* [PROBLEM REQUIREMENTS]
Across the entries below, how many lines contain the word "Федор"? Give the number alone.

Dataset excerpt
--------------------
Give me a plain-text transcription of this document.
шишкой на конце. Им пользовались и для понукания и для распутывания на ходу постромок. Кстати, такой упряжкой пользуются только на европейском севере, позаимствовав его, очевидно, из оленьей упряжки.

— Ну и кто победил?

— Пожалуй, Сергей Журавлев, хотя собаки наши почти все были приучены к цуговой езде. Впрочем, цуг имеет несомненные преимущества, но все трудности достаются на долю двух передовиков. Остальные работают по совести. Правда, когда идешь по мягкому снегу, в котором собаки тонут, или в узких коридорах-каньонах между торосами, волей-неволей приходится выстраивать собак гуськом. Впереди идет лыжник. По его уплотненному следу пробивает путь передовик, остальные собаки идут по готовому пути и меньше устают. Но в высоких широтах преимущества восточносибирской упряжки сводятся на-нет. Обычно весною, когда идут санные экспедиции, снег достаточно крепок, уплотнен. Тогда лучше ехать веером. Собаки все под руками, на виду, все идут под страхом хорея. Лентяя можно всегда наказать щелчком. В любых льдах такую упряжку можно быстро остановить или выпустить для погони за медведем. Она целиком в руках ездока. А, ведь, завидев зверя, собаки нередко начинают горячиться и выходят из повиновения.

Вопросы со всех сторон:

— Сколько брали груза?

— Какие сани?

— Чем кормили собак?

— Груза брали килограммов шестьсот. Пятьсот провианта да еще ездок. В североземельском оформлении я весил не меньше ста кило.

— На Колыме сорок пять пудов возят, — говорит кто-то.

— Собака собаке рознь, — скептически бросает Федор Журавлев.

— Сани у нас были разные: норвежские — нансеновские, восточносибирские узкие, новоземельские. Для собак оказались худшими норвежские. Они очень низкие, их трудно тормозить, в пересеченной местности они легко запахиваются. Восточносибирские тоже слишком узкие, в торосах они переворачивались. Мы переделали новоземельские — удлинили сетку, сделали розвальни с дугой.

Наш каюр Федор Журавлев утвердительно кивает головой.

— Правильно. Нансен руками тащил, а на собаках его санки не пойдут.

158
--------------------
* [FINISHED TASK]
2